_EXERCISES_:
#1 In the email thread, what does Nicolas say is required for proper sequencing?
#2 Please change "sequencing" to "ordering" in the email thread's passage between "Right, I see." and "this be (otoh)", inclusive, and give that passage.

_QUOTED TEXT_:

----------------------------------------

On Nov 30, 2013 12:05 PM, "Roman Cheplyaka" <roma@ro-che.info> wrote:
>
> No. Evaluation of your 'strictify' function will be delayed for the very
> same reason that evaluation of 'f' is delayed in the first place.
>
> It doesn't matter what 'strictify' *does* if it's not even evaluated.

Right, I see. Monad is required for the proper sequencing.

Thanks!

Nicolas

>
> * Nicolas Trangez <nicolas@incubaid.com> [2013-11-30 02:11:02+0100]
> > I'm without a doubt overlooking something, but couldn't this be (otoh)
> >
> >     fmap' :: Functor f => (a -> b) -> f a -> f b
> >     fmap' f = fmap (strictify f)
> >       where
> >         strictify s = (($!) id) . s
> >
> > Nicolas
> > On Nov 30, 2013 12:11 AM, "Edward Kmett" <ekmett@gmail.com> wrote:
> >
> > > Figure out how to write one using either of those APIs, and I'll be quite
> > > impressed. =)
> > >
> > > I personally use this quite often when working in a monad, in lieu of
> > > `return $!` games.
> > >
> > > The argument for implementing a version of it in terms of Monad and not
> > > some new class off to the side of the class hierarchy that Monad doesn't
> > > subclass is that, frankly, if such a thing existed, I'd still have to use
> > > this combinator anyways when working with a transformer stack, etc. and
> > > would derive little benefit.
> > >
> > > -Edward
> > >
> > >
> > > On Fri, Nov 29, 2013 at 12:03 PM, Carter Schonwald <
> > > carter.schonwald@gmail.com> wrote:
> > >
> > >> could someone explain to me why this <$!> would be for monads rather
> > >> being more generally also for functors or applicatives?

----------------------------------------

_DATA SECTION_:
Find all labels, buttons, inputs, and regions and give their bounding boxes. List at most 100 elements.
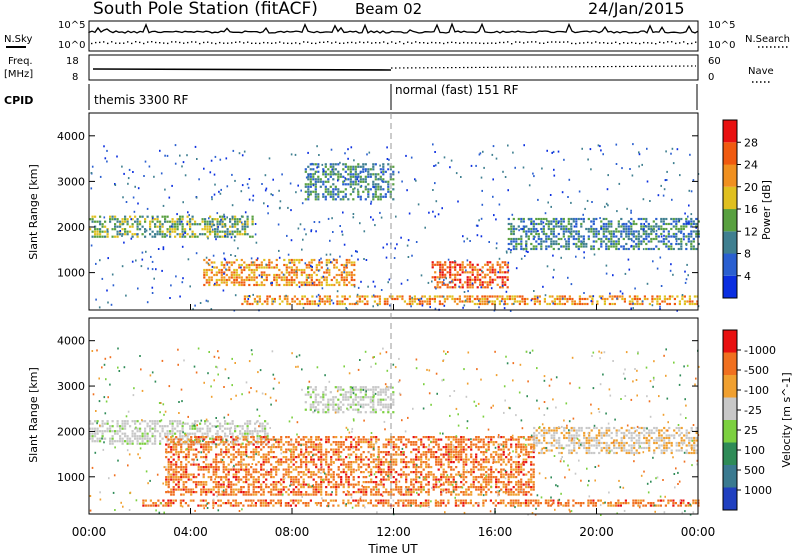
echo-cell xyxy=(578,295,581,298)
echo-speckle xyxy=(330,148,333,151)
echo-cell xyxy=(665,227,668,231)
echo-cell xyxy=(300,491,303,494)
echo-cell xyxy=(225,451,228,454)
echo-cell xyxy=(456,271,459,274)
echo-cell xyxy=(170,446,173,449)
echo-cell xyxy=(384,393,387,396)
echo-speckle xyxy=(503,307,506,310)
echo-speckle xyxy=(388,158,390,161)
echo-cell xyxy=(553,297,556,301)
echo-cell xyxy=(240,263,243,267)
echo-cell xyxy=(275,446,278,449)
echo-cell xyxy=(220,436,223,439)
echo-cell xyxy=(313,258,316,262)
echo-cell xyxy=(215,446,218,449)
echo-cell xyxy=(89,435,92,438)
echo-speckle xyxy=(651,229,654,231)
echo-cell xyxy=(199,430,202,433)
nsearch-point xyxy=(395,42,397,44)
echo-cell xyxy=(481,286,484,289)
echo-cell xyxy=(315,438,318,441)
echo-speckle xyxy=(624,272,627,275)
echo-cell xyxy=(233,283,236,287)
echo-cell xyxy=(205,468,208,471)
echo-cell xyxy=(225,261,228,264)
nsearch-point xyxy=(327,41,329,43)
echo-cell xyxy=(312,493,315,496)
echo-speckle xyxy=(321,287,324,290)
echo-speckle xyxy=(567,196,569,198)
echo-cell xyxy=(169,233,172,236)
echo-speckle xyxy=(663,188,666,191)
echo-cell xyxy=(156,420,159,423)
echo-cell xyxy=(506,286,509,289)
echo-cell xyxy=(335,486,338,489)
echo-cell xyxy=(229,230,232,233)
echo-cell xyxy=(315,436,318,439)
echo-cell xyxy=(287,471,290,474)
echo-cell xyxy=(642,217,645,221)
echo-cell xyxy=(237,491,240,494)
echo-cell xyxy=(352,478,355,481)
echo-speckle xyxy=(343,271,345,274)
echo-cell xyxy=(350,283,353,287)
echo-speckle xyxy=(128,168,131,171)
echo-cell xyxy=(446,286,449,289)
echo-cell xyxy=(325,276,328,279)
echo-cell xyxy=(667,240,670,243)
echo-cell xyxy=(347,173,350,176)
echo-speckle xyxy=(264,174,267,177)
echo-speckle xyxy=(466,259,469,262)
echo-speckle xyxy=(247,186,250,189)
echo-cell xyxy=(456,297,459,301)
nave-label: Nave xyxy=(748,66,774,77)
echo-cell xyxy=(230,453,233,456)
echo-speckle xyxy=(552,254,554,257)
echo-cell xyxy=(317,458,320,461)
echo-speckle xyxy=(672,273,674,276)
echo-cell xyxy=(353,261,356,264)
echo-cell xyxy=(209,230,212,233)
nsearch-point xyxy=(675,42,677,45)
echo-cell xyxy=(343,266,346,269)
date-label: 24/Jan/2015 xyxy=(588,0,685,18)
echo-cell xyxy=(305,461,308,464)
echo-cell xyxy=(362,491,365,494)
nsearch-point xyxy=(211,42,213,44)
echo-speckle xyxy=(175,275,177,278)
echo-cell xyxy=(355,458,358,461)
echo-cell xyxy=(377,198,380,201)
echo-cell xyxy=(335,273,338,277)
echo-cell xyxy=(146,437,149,440)
echo-cell xyxy=(537,235,540,238)
echo-cell xyxy=(260,283,263,287)
echo-cell xyxy=(332,403,335,406)
echo-cell xyxy=(282,456,285,459)
echo-cell xyxy=(601,297,604,301)
echo-cell xyxy=(658,297,661,301)
echo-cell xyxy=(161,215,164,218)
echo-cell xyxy=(350,446,353,449)
echo-cell xyxy=(600,242,603,246)
echo-speckle xyxy=(317,304,320,307)
echo-cell xyxy=(94,440,97,443)
echo-cell xyxy=(228,266,231,269)
echo-cell xyxy=(515,242,518,246)
echo-cell xyxy=(563,302,566,306)
echo-cell xyxy=(431,266,434,269)
echo-speckle xyxy=(533,290,535,292)
echo-cell xyxy=(400,473,403,476)
echo-cell xyxy=(300,448,303,451)
echo-speckle xyxy=(628,268,631,271)
echo-cell xyxy=(367,481,370,484)
echo-cell xyxy=(121,422,124,425)
echo-cell xyxy=(338,273,341,277)
echo-cell xyxy=(187,456,190,459)
echo-cell xyxy=(446,297,449,301)
echo-cell xyxy=(259,430,262,433)
echo-cell xyxy=(325,461,328,464)
echo-cell xyxy=(459,278,462,281)
echo-speckle xyxy=(552,150,555,153)
echo-cell xyxy=(367,396,370,399)
echo-cell xyxy=(632,240,635,243)
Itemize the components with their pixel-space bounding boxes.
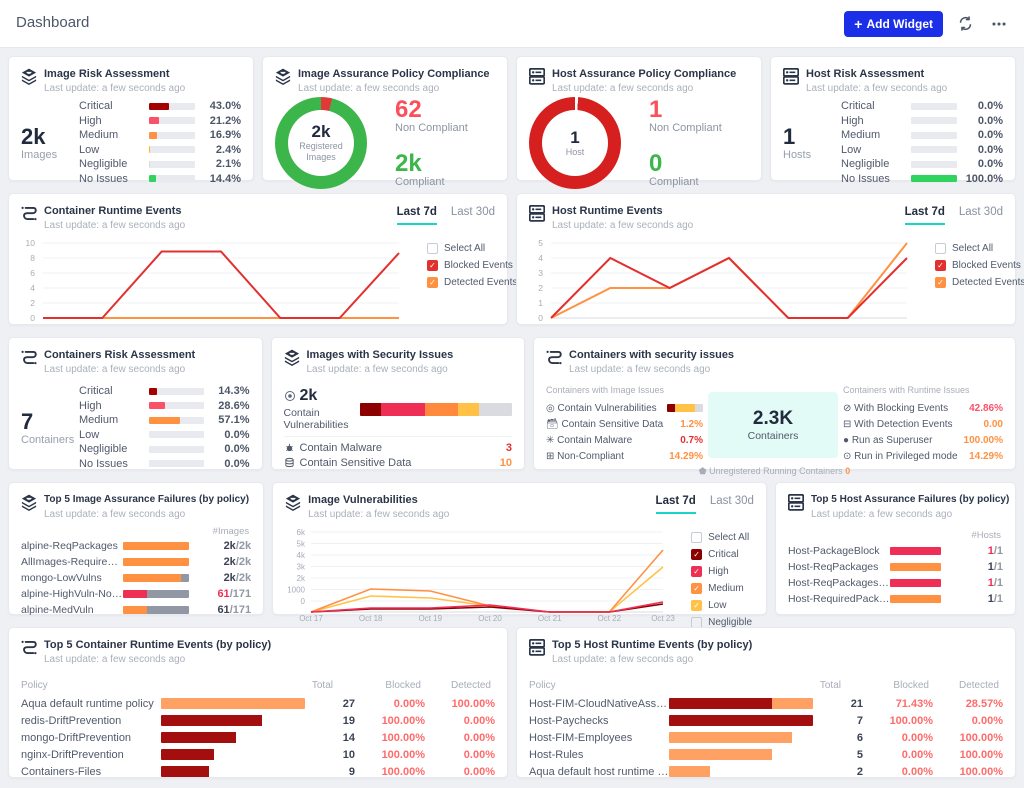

----------------------------------------

_WRITTEN ANSWERS_:
#1 Monad is required for the proper sequencing.

#2
Right, I see. Monad is required for the proper ordering.

Thanks!

Nicolas

>
> * Nicolas Trangez <nicolas@incubaid.com> [2013-11-30 02:11:02+0100]
> > I'm without a doubt overlooking something, but couldn't this be (otoh)